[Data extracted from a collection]
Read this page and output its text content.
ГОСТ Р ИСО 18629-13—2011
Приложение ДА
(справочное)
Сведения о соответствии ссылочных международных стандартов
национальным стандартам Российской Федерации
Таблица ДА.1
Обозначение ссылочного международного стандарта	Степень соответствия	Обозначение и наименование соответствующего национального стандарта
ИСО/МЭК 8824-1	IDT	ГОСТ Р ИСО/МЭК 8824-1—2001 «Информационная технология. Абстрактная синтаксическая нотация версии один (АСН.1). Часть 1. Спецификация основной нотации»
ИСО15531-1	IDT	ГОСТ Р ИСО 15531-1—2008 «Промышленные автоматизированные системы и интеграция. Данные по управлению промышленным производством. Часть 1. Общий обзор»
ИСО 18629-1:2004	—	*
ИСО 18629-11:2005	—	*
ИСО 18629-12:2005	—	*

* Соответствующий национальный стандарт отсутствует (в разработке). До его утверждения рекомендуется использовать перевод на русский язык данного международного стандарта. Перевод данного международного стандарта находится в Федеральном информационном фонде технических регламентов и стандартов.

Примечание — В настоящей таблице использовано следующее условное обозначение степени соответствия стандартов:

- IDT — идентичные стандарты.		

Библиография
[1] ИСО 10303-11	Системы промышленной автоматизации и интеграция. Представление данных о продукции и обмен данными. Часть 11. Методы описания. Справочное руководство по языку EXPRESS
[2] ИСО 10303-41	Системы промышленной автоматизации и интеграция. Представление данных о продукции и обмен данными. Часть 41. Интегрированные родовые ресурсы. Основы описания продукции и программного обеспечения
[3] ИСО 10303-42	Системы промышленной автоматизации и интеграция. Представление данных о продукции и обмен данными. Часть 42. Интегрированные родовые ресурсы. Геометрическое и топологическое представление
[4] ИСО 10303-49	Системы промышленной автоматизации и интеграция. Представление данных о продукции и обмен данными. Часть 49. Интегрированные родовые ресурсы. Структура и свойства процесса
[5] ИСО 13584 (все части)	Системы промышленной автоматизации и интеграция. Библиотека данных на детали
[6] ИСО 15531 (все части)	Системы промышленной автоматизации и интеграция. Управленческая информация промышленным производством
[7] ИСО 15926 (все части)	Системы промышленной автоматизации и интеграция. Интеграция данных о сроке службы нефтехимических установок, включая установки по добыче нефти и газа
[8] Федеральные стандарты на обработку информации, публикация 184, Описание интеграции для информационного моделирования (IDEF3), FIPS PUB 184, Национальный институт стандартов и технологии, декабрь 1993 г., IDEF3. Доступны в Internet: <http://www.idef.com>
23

_Exercise goal_
Write the complete data out, exactly as above.

_Correct response_
Read this page and output its text content.
ГОСТ Р ИСО 18629-13—2011
Приложение ДА
(справочное)
Сведения о соответствии ссылочных международных стандартов
национальным стандартам Российской Федерации
Таблица ДА.1
Обозначение ссылочного международного стандарта	Степень соответствия	Обозначение и наименование соответствующего национального стандарта
ИСО/МЭК 8824-1	IDT	ГОСТ Р ИСО/МЭК 8824-1—2001 «Информационная технология. Абстрактная синтаксическая нотация версии один (АСН.1). Часть 1. Спецификация основной нотации»
ИСО15531-1	IDT	ГОСТ Р ИСО 15531-1—2008 «Промышленные автоматизированные системы и интеграция. Данные по управлению промышленным производством. Часть 1. Общий обзор»
ИСО 18629-1:2004	—	*
ИСО 18629-11:2005	—	*
ИСО 18629-12:2005	—	*

* Соответствующий национальный стандарт отсутствует (в разработке). До его утверждения рекомендуется использовать перевод на русский язык данного международного стандарта. Перевод данного международного стандарта находится в Федеральном информационном фонде технических регламентов и стандартов.

Примечание — В настоящей таблице использовано следующее условное обозначение степени соответствия стандартов:

- IDT — идентичные стандарты.		

Библиография
[1] ИСО 10303-11	Системы промышленной автоматизации и интеграция. Представление данных о продукции и обмен данными. Часть 11. Методы описания. Справочное руководство по языку EXPRESS
[2] ИСО 10303-41	Системы промышленной автоматизации и интеграция. Представление данных о продукции и обмен данными. Часть 41. Интегрированные родовые ресурсы. Основы описания продукции и программного обеспечения
[3] ИСО 10303-42	Системы промышленной автоматизации и интеграция. Представление данных о продукции и обмен данными. Часть 42. Интегрированные родовые ресурсы. Геометрическое и топологическое представление
[4] ИСО 10303-49	Системы промышленной автоматизации и интеграция. Представление данных о продукции и обмен данными. Часть 49. Интегрированные родовые ресурсы. Структура и свойства процесса
[5] ИСО 13584 (все части)	Системы промышленной автоматизации и интеграция. Библиотека данных на детали
[6] ИСО 15531 (все части)	Системы промышленной автоматизации и интеграция. Управленческая информация промышленным производством
[7] ИСО 15926 (все части)	Системы промышленной автоматизации и интеграция. Интеграция данных о сроке службы нефтехимических установок, включая установки по добыче нефти и газа
[8] Федеральные стандарты на обработку информации, публикация 184, Описание интеграции для информационного моделирования (IDEF3), FIPS PUB 184, Национальный институт стандартов и технологии, декабрь 1993 г., IDEF3. Доступны в Internet: <http://www.idef.com>
23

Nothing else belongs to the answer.